_Work to do_
Each line of the data that includes the string "this" is to be copied out.

_Working data_
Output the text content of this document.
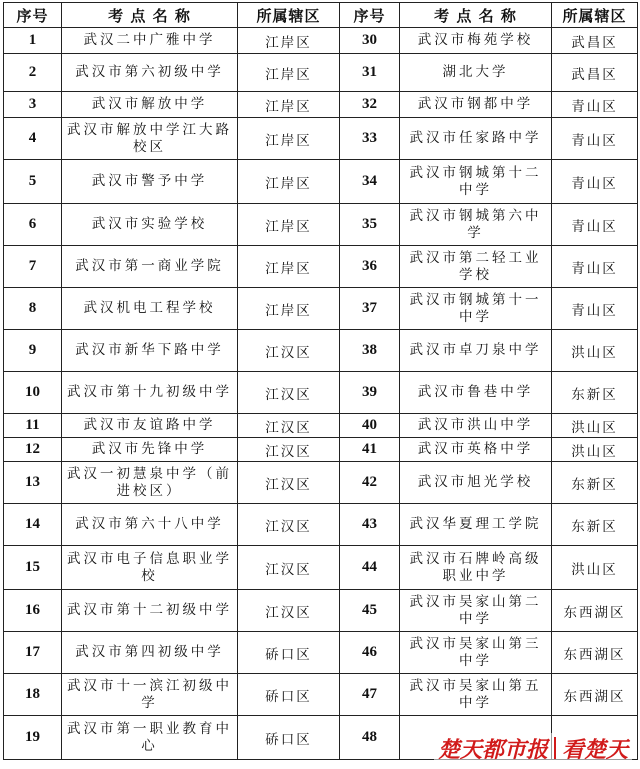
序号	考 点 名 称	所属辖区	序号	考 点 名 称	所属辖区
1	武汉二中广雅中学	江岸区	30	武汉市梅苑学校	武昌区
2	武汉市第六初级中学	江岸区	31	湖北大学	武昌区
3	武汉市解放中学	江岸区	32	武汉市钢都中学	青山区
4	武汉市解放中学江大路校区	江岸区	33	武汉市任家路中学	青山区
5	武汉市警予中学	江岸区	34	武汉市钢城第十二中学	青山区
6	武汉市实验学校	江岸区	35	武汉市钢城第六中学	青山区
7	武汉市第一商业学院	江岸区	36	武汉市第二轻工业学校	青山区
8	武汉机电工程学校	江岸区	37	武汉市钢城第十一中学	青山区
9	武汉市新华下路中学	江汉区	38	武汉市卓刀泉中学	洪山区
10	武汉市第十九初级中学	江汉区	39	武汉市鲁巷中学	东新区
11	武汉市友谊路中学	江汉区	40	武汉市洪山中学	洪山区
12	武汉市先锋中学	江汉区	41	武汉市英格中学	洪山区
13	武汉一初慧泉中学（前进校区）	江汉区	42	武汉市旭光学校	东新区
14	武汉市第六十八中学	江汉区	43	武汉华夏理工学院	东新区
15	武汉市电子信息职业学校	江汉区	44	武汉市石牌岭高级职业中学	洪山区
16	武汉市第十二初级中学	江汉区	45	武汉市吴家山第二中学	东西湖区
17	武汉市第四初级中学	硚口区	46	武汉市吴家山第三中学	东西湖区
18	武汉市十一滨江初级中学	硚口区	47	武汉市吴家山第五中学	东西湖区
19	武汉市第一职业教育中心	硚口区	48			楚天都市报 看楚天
* * *
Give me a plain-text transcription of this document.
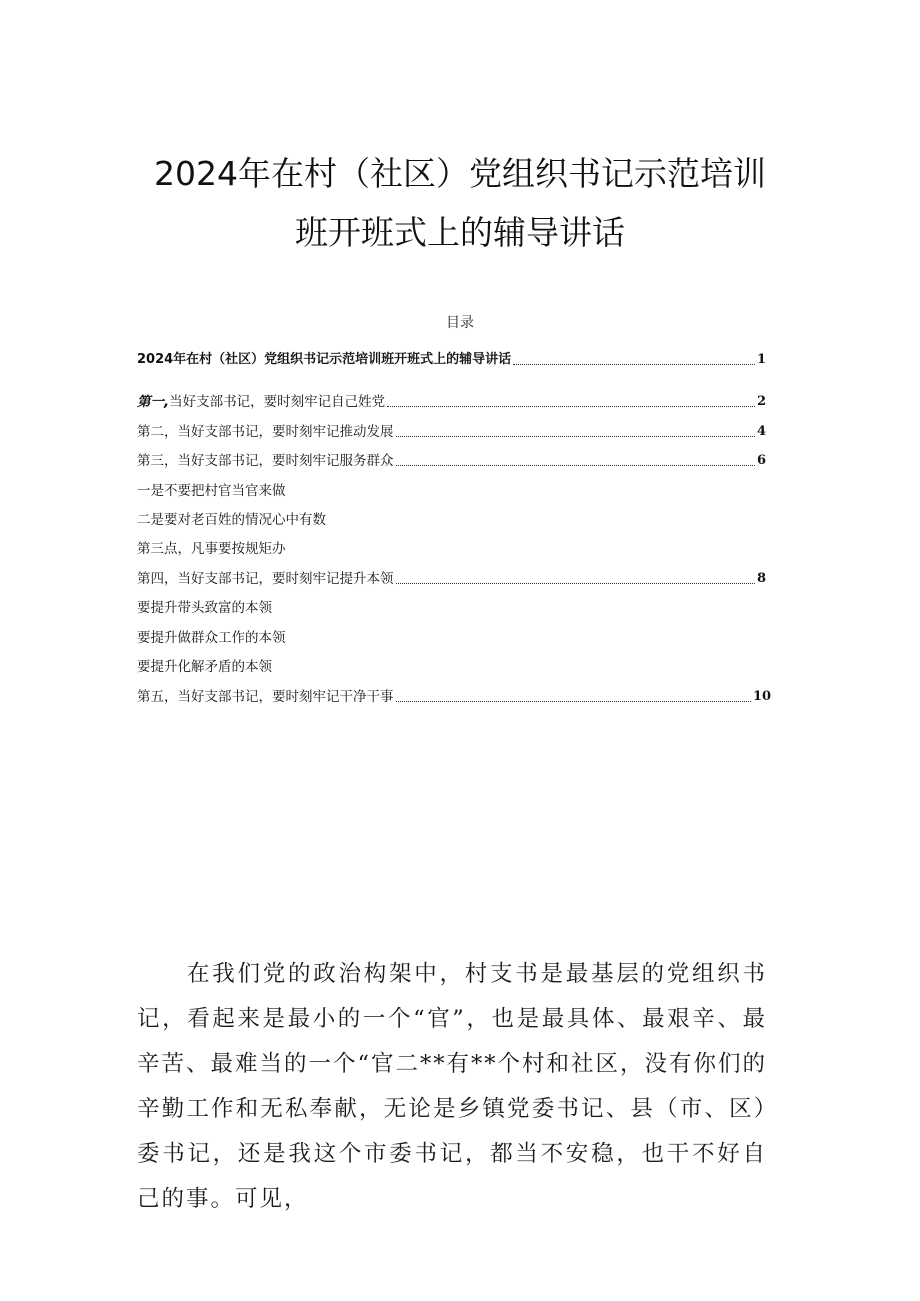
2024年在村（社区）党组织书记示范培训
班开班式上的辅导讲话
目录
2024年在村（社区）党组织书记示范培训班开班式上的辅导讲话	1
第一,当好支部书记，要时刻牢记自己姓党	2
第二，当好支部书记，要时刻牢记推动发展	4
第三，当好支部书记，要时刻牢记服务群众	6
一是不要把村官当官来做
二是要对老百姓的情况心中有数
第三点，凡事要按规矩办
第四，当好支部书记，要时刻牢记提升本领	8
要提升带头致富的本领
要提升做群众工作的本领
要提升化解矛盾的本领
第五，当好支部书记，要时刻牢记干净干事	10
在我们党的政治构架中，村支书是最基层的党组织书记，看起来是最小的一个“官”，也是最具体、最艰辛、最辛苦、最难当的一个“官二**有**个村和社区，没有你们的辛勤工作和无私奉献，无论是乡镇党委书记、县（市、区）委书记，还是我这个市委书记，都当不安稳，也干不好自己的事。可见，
--
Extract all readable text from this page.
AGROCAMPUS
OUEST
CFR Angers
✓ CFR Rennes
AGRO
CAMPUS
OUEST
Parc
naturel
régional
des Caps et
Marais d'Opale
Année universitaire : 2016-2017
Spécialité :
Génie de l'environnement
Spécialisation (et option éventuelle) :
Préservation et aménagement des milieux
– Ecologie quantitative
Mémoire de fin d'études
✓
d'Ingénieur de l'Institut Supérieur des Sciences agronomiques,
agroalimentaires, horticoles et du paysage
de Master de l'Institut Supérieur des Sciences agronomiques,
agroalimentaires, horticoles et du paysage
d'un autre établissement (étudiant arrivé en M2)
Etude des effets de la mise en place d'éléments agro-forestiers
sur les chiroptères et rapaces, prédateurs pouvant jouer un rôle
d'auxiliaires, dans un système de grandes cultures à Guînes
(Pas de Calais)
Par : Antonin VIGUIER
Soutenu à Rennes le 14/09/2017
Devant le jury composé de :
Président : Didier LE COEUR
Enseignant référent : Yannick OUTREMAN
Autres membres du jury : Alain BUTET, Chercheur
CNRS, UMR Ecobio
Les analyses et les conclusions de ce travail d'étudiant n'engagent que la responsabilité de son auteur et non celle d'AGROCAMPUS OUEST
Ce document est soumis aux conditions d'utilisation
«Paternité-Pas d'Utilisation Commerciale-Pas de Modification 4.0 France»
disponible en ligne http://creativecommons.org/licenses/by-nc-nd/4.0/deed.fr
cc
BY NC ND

_Exercise solution_
Output the text content of this document.
Give me a plain-text transcription of this document.
Extract all readable text from this page.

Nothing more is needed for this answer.